**Task details**. Print out each record below, unaltered and complete, without its images.

**Records shown**.

+++

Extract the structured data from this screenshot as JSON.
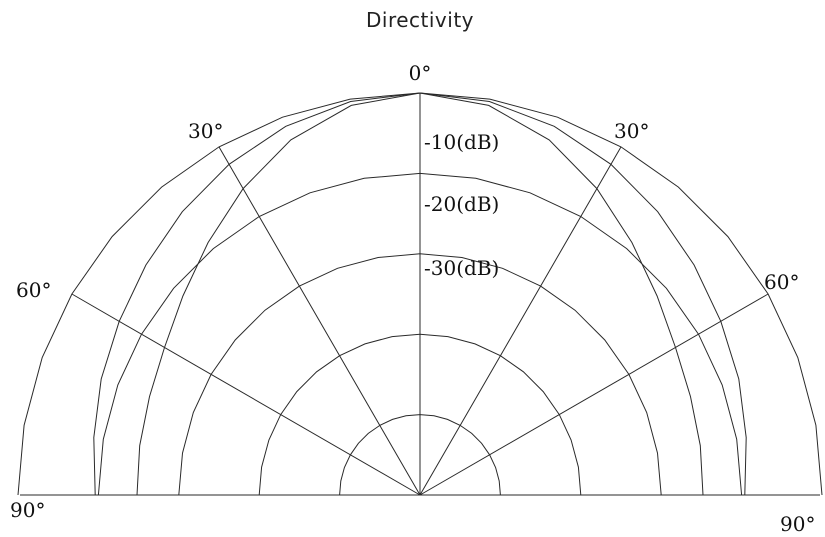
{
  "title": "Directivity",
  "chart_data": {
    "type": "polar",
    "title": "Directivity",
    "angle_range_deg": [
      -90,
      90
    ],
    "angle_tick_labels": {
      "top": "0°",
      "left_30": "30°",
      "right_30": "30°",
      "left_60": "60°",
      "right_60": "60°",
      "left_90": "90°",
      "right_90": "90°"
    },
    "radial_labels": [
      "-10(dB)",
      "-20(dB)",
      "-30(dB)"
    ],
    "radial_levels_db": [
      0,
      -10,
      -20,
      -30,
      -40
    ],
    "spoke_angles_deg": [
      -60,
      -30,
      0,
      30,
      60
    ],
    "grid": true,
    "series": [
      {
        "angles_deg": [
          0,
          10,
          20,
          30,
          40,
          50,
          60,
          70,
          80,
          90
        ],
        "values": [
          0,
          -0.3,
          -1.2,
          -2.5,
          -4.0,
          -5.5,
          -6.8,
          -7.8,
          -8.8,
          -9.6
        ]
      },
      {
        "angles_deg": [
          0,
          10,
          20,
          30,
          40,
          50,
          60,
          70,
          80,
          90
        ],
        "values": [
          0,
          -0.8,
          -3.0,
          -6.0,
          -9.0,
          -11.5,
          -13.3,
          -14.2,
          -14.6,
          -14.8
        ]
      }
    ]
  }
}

+++

**Finished exercise**.
Extract the structured data from this screenshot as JSON.
{
  "title": "Directivity",
  "chart_data": {
    "type": "polar",
    "title": "Directivity",
    "angle_range_deg": [
      -90,
      90
    ],
    "angle_tick_labels": {
      "top": "0°",
      "left_30": "30°",
      "right_30": "30°",
      "left_60": "60°",
      "right_60": "60°",
      "left_90": "90°",
      "right_90": "90°"
    },
    "radial_labels": [
      "-10(dB)",
      "-20(dB)",
      "-30(dB)"
    ],
    "radial_levels_db": [
      0,
      -10,
      -20,
      -30,
      -40
    ],
    "spoke_angles_deg": [
      -60,
      -30,
      0,
      30,
      60
    ],
    "grid": true,
    "series": [
      {
        "angles_deg": [
          0,
          10,
          20,
          30,
          40,
          50,
          60,
          70,
          80,
          90
        ],
        "values": [
          0,
          -0.3,
          -1.2,
          -2.5,
          -4.0,
          -5.5,
          -6.8,
          -7.8,
          -8.8,
          -9.6
        ]
      },
      {
        "angles_deg": [
          0,
          10,
          20,
          30,
          40,
          50,
          60,
          70,
          80,
          90
        ],
        "values": [
          0,
          -0.8,
          -3.0,
          -6.0,
          -9.0,
          -11.5,
          -13.3,
          -14.2,
          -14.6,
          -14.8
        ]
      }
    ]
  }
}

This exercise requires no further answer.